Objective: Copy each line exactly. Drop every picture.

Input data:
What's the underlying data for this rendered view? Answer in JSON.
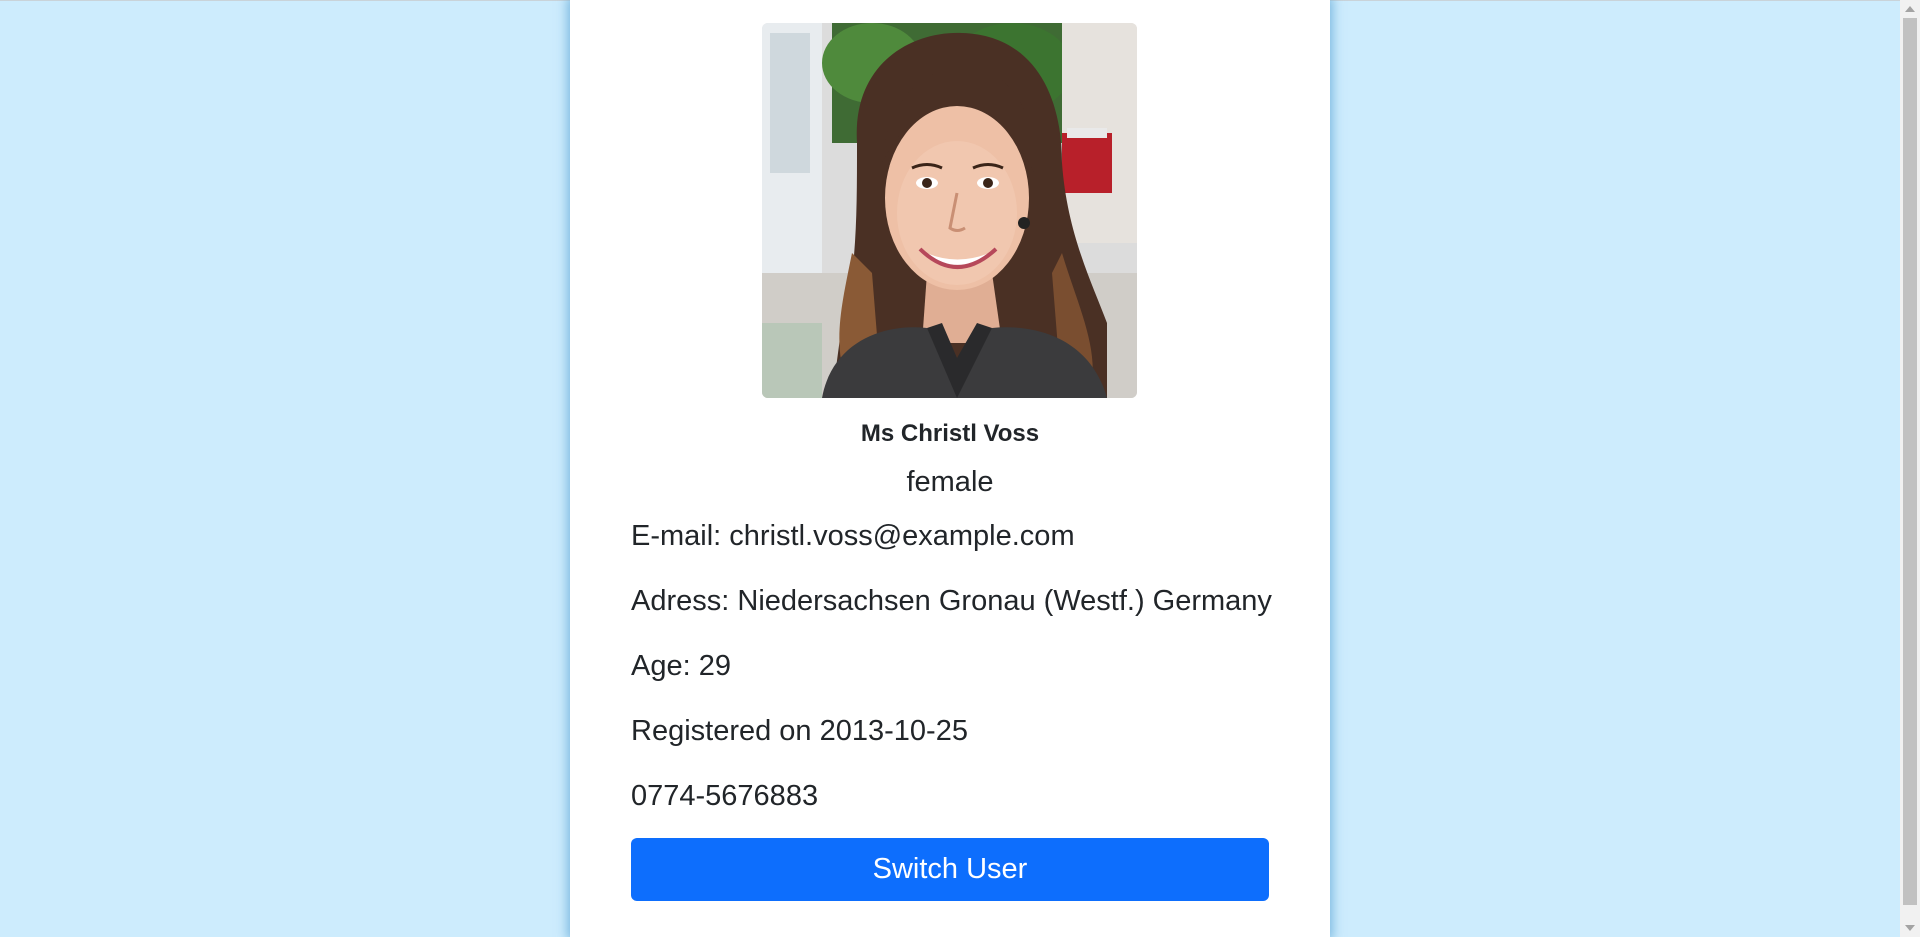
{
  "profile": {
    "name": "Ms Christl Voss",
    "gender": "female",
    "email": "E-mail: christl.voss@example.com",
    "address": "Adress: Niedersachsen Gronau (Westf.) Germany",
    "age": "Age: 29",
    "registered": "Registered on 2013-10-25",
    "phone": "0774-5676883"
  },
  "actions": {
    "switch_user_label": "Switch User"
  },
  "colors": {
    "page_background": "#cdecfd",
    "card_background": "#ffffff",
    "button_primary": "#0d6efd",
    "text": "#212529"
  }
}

Exercise output:
What's the underlying data for this rendered view? Answer in JSON.
{
  "profile": {
    "name": "Ms Christl Voss",
    "gender": "female",
    "email": "E-mail: christl.voss@example.com",
    "address": "Adress: Niedersachsen Gronau (Westf.) Germany",
    "age": "Age: 29",
    "registered": "Registered on 2013-10-25",
    "phone": "0774-5676883"
  },
  "actions": {
    "switch_user_label": "Switch User"
  },
  "colors": {
    "page_background": "#cdecfd",
    "card_background": "#ffffff",
    "button_primary": "#0d6efd",
    "text": "#212529"
  }
}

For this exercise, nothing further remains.